List every line in this data where the string "JSON" occurs.

[Some records]

[Start]

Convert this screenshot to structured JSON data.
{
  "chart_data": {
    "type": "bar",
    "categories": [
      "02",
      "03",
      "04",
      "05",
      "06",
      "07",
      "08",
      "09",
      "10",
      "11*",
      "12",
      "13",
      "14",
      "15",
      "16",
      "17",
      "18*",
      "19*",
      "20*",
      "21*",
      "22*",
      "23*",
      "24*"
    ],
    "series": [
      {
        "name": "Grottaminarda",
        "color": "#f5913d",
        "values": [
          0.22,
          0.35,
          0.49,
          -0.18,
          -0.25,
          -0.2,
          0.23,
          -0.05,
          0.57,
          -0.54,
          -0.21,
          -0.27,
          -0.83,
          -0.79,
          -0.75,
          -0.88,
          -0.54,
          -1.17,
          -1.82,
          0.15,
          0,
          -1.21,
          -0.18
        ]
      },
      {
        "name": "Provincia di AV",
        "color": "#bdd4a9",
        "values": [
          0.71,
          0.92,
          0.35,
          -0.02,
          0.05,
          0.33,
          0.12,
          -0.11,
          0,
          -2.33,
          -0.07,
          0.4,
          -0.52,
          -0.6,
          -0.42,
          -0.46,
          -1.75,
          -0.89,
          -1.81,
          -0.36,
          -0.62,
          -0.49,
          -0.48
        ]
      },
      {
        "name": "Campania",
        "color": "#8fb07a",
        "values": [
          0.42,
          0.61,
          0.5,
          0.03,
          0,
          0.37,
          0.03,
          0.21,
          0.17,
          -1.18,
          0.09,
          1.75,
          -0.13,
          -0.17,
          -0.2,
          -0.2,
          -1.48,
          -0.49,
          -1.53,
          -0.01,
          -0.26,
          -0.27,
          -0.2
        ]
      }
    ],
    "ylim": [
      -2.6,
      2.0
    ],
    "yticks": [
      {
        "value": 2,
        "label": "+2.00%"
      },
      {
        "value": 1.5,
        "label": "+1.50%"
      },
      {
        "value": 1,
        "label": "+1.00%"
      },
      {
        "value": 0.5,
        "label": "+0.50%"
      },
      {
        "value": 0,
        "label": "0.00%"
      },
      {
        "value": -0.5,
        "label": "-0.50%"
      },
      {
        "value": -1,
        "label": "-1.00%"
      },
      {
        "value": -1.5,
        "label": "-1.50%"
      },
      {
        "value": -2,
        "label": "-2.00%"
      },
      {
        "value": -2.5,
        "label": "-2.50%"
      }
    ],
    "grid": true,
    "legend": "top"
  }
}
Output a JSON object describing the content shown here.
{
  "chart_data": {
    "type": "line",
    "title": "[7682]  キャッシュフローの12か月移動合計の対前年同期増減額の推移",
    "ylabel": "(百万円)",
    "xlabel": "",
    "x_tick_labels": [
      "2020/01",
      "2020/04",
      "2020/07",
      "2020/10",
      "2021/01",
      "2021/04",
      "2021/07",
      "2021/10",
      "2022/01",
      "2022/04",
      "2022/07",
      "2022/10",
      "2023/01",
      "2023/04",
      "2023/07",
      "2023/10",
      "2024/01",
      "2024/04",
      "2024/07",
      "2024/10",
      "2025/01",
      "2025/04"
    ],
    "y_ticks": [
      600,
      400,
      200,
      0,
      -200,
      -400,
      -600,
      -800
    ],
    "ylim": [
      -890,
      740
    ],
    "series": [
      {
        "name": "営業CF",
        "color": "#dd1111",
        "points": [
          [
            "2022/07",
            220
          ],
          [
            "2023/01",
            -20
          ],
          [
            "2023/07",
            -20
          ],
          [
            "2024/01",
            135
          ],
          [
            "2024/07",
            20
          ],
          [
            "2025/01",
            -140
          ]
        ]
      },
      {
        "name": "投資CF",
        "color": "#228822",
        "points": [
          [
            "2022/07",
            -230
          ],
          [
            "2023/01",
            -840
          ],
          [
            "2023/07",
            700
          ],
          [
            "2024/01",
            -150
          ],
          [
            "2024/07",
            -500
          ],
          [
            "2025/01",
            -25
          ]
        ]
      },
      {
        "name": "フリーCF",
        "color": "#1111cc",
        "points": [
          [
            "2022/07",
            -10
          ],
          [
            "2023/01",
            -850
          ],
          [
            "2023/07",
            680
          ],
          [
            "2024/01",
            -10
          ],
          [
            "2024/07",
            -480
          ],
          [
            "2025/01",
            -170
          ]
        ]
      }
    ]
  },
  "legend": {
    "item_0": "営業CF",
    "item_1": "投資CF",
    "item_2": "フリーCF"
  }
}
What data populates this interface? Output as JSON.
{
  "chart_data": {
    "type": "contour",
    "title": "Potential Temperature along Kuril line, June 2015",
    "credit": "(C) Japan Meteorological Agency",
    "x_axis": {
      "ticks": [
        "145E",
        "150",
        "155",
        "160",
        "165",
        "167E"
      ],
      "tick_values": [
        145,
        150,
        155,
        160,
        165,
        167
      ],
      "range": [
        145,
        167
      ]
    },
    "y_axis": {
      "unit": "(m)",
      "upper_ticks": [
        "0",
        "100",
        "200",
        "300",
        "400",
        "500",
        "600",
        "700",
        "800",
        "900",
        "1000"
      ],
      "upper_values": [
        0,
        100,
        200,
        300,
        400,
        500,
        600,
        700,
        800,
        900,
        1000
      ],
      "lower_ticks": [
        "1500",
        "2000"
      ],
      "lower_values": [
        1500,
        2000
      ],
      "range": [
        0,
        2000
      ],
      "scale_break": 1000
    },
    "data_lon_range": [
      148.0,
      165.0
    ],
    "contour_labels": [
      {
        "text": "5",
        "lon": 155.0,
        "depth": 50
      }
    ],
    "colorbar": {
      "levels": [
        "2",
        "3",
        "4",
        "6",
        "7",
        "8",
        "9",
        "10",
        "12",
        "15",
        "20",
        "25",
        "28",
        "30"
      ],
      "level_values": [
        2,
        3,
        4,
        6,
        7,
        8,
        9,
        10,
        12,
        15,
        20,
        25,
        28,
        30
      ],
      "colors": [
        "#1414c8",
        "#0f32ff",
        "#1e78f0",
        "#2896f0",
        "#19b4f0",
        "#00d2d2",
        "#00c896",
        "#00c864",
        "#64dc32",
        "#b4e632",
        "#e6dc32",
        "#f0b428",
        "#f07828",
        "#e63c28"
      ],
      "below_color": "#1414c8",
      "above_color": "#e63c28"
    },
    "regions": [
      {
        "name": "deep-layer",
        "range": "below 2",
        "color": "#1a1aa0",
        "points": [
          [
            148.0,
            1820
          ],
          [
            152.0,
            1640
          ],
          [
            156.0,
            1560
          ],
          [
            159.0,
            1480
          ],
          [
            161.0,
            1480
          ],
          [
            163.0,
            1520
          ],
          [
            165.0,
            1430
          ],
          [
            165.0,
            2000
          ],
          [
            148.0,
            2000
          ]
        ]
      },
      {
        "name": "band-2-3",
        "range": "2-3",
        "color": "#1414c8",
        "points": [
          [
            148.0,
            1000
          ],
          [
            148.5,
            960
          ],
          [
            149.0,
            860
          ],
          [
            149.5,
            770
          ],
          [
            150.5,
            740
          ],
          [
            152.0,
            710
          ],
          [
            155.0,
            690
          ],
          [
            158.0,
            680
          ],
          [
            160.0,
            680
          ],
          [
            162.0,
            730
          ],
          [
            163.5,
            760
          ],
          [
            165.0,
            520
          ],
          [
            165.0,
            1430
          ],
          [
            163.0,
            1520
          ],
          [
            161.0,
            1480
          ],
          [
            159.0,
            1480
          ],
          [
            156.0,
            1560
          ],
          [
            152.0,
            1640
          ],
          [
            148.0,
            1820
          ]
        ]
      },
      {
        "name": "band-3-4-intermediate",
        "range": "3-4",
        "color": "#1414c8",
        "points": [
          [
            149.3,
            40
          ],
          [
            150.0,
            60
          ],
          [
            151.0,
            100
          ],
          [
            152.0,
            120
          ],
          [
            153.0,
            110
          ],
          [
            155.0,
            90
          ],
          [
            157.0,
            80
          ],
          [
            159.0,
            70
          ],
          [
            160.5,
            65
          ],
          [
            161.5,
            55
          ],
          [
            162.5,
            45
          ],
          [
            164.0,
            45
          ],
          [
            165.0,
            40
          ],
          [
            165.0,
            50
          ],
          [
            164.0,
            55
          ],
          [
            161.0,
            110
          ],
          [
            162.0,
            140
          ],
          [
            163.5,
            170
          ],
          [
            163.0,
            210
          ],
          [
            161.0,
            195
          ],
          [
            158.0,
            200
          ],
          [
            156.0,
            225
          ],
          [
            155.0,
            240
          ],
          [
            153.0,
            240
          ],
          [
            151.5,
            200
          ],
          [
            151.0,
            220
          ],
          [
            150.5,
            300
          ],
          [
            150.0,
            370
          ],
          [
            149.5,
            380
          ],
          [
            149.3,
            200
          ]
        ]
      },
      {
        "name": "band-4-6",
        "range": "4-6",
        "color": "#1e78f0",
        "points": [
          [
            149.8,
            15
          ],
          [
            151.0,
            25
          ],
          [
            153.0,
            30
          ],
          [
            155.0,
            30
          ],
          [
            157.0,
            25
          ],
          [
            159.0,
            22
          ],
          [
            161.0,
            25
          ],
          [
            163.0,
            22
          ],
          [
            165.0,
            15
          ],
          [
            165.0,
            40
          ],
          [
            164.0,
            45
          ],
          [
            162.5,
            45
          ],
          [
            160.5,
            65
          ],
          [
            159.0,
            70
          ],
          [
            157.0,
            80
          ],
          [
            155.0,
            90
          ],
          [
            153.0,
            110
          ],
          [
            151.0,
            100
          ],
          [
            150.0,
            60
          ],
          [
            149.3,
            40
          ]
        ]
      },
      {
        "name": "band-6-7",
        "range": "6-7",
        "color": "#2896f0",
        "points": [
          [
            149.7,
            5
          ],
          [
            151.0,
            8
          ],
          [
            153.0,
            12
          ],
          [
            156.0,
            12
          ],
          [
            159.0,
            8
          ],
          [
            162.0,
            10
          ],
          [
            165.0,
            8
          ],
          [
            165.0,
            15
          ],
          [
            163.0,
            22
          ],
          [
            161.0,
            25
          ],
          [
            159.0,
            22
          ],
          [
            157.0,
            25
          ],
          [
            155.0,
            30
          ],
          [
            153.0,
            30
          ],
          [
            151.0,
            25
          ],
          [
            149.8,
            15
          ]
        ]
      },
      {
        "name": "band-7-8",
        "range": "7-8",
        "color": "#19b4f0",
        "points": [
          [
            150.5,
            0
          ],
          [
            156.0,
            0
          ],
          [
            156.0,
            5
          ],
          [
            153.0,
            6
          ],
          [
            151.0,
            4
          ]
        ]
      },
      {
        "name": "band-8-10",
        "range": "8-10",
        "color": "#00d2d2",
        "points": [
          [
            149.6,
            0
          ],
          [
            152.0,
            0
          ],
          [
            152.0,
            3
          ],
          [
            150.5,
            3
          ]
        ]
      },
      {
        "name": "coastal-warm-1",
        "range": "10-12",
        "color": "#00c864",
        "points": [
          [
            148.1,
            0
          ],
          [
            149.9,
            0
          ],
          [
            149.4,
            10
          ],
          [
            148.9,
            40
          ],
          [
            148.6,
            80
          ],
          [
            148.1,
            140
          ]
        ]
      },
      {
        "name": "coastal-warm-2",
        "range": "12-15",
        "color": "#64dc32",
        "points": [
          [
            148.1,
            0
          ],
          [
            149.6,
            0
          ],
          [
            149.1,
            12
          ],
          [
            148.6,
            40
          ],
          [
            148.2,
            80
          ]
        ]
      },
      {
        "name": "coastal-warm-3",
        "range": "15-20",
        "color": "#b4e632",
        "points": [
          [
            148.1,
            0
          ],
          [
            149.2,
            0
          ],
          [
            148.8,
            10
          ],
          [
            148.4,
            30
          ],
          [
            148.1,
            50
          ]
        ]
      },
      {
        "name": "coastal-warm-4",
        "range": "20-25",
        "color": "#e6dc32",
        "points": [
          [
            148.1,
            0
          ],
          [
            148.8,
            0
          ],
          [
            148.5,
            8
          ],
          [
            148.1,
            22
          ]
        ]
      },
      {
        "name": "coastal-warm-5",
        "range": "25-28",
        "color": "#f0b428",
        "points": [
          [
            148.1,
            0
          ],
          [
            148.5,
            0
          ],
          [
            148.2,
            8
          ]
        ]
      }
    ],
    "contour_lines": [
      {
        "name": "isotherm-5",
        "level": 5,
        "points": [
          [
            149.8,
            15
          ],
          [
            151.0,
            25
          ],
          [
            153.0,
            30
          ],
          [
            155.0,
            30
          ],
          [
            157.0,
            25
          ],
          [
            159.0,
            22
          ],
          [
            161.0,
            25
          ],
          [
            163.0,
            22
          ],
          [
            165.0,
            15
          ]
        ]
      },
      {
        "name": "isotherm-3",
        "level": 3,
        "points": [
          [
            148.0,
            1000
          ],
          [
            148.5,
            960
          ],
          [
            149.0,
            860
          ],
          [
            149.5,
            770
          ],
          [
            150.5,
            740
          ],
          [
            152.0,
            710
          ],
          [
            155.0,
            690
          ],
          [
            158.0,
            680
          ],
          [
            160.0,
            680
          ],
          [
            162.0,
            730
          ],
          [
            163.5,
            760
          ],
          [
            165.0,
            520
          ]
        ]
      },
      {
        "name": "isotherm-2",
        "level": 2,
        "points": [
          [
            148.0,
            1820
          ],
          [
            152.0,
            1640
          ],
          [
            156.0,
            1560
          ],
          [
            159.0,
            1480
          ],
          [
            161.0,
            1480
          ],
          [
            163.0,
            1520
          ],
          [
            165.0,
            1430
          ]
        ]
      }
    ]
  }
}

[End]

The answer ▸
Convert this screenshot to structured JSON data.
Output a JSON object describing the content shown here.
What data populates this interface? Output as JSON.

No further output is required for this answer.